### Data extracts

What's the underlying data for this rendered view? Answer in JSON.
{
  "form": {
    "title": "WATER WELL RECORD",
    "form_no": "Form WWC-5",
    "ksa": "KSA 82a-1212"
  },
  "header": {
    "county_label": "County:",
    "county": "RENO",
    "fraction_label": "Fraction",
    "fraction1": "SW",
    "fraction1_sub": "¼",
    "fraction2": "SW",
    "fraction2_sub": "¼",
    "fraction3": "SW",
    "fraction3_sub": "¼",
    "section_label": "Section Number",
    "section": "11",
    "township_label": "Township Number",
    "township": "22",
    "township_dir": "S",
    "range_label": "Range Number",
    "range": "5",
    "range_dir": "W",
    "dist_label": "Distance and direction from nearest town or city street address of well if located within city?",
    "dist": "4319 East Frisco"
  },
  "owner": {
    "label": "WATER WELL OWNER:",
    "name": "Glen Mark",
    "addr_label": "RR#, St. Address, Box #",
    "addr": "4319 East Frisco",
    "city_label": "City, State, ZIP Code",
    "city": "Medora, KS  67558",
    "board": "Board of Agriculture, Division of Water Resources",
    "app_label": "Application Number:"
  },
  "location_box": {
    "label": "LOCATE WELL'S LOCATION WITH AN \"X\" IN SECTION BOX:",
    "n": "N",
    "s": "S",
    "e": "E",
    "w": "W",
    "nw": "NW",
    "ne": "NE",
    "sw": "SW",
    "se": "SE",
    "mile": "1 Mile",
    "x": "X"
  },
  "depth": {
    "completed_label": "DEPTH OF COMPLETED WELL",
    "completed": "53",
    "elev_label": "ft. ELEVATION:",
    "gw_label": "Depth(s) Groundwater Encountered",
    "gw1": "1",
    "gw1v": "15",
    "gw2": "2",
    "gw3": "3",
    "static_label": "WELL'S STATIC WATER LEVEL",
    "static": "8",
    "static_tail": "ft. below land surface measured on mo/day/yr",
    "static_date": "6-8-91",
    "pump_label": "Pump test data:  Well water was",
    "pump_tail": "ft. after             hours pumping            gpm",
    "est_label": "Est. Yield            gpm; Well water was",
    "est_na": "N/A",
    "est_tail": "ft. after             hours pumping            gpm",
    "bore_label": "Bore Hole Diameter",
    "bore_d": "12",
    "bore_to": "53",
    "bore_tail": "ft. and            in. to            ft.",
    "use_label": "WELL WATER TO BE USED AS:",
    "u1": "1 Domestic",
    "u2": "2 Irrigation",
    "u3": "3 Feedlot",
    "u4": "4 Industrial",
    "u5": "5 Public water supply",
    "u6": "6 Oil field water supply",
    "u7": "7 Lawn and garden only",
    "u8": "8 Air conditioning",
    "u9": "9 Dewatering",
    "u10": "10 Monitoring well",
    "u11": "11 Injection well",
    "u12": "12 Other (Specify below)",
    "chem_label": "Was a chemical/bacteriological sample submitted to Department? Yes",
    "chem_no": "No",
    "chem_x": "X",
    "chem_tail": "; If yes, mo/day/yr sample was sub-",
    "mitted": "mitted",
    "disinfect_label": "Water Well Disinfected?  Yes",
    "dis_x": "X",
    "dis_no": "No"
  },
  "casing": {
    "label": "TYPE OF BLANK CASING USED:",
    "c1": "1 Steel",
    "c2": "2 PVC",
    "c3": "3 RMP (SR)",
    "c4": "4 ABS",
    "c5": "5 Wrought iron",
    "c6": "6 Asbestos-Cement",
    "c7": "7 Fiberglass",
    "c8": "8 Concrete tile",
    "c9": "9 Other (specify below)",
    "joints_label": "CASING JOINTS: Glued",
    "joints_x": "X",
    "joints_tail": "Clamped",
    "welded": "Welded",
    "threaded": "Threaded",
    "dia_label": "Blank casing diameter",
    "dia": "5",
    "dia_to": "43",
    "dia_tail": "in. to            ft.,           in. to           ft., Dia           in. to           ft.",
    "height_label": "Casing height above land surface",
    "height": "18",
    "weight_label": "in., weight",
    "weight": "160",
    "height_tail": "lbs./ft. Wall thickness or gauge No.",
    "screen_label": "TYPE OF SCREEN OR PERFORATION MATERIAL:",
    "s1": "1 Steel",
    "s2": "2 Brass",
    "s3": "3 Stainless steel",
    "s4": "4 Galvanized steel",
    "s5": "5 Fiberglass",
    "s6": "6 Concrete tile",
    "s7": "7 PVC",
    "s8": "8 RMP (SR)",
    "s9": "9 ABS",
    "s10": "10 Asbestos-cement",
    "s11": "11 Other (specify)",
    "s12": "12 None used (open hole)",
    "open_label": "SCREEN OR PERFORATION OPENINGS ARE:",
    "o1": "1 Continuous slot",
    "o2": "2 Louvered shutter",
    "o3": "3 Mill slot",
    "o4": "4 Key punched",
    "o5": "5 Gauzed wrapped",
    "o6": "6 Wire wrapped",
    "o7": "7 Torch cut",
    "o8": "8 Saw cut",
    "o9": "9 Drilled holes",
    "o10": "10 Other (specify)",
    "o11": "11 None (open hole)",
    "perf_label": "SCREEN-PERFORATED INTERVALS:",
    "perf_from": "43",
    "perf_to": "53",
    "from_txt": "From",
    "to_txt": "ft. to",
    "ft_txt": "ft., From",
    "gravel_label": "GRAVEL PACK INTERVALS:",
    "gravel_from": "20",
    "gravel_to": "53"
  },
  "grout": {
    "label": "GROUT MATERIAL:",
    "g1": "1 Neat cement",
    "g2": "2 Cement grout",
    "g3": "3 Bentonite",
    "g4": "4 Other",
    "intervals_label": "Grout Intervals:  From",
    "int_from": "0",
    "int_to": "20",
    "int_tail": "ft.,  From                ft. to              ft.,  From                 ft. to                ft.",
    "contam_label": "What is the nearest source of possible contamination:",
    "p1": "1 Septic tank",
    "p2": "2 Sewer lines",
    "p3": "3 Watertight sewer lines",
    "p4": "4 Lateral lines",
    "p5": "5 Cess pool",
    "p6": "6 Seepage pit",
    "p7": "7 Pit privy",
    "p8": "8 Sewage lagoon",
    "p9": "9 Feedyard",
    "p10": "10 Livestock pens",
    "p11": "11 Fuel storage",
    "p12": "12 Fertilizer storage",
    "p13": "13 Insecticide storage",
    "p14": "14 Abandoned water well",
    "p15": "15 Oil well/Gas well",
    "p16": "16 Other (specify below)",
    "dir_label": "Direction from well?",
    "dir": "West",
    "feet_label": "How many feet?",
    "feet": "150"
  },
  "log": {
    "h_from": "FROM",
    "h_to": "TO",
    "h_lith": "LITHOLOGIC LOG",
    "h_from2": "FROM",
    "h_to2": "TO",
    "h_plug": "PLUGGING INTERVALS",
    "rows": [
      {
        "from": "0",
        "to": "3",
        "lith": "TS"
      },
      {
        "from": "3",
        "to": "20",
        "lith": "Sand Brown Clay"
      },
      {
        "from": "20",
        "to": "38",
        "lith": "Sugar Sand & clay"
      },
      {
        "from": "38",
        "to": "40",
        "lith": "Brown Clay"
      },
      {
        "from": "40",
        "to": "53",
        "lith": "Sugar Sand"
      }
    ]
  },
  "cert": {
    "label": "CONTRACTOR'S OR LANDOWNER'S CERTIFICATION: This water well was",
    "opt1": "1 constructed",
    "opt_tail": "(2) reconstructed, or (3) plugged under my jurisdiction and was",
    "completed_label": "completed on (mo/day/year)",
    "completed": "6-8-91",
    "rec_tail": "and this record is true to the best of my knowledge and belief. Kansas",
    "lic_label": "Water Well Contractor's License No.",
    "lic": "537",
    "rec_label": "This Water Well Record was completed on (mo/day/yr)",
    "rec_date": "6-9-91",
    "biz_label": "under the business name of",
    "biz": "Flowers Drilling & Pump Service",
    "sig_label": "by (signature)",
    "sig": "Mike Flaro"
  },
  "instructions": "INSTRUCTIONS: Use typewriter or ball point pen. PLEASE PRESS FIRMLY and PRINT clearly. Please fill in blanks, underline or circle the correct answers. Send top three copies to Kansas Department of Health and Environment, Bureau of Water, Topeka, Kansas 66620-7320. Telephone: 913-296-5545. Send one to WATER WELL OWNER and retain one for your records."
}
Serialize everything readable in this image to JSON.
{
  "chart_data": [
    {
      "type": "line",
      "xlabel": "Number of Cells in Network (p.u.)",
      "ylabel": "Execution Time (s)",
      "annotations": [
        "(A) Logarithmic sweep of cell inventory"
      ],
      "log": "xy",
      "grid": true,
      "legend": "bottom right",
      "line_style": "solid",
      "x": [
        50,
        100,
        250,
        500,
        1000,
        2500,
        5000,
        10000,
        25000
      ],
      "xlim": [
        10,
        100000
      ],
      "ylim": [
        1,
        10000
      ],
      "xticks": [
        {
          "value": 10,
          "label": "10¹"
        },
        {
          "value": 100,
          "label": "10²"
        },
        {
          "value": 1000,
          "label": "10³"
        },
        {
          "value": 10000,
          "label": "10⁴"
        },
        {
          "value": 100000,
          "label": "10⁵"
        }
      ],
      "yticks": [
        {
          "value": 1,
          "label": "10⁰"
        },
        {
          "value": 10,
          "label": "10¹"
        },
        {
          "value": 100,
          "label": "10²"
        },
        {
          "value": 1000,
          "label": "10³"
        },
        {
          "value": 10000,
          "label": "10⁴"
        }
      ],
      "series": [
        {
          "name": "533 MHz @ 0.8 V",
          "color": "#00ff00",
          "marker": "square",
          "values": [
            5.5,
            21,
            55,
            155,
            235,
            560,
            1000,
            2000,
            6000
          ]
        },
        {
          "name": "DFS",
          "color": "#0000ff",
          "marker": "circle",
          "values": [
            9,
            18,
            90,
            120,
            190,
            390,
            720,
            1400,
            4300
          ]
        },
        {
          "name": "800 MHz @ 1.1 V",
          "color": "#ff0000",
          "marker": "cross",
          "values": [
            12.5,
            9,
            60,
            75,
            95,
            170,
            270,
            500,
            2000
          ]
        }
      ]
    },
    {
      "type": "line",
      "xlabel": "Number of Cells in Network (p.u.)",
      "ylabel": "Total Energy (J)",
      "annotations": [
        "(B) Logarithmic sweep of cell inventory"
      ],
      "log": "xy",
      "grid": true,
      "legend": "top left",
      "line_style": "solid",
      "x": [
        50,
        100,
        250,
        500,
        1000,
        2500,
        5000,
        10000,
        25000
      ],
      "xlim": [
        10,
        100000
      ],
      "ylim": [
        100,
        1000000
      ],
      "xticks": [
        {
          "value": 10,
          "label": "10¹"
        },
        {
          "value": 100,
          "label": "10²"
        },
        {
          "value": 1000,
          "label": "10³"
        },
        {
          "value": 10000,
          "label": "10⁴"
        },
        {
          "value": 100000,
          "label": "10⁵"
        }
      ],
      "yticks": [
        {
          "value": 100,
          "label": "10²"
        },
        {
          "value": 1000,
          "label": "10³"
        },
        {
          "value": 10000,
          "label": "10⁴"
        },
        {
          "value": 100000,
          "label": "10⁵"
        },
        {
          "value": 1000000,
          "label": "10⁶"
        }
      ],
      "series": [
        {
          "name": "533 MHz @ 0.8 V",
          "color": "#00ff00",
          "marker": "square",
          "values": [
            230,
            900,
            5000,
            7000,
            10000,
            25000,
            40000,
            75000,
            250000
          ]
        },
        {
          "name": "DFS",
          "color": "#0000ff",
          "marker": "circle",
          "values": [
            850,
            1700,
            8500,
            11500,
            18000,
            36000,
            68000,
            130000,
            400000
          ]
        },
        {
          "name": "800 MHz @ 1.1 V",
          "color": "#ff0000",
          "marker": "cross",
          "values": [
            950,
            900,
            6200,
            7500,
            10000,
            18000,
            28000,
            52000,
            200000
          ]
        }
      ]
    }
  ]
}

### Task objective
Using only the data above, copy out the lines that include the word "Number".

### The completed task
    "section_label": "Section Number",
    "township_label": "Township Number",
    "range_label": "Range Number",
    "app_label": "Application Number:"
      "xlabel": "Number of Cells in Network (p.u.)",
      "xlabel": "Number of Cells in Network (p.u.)",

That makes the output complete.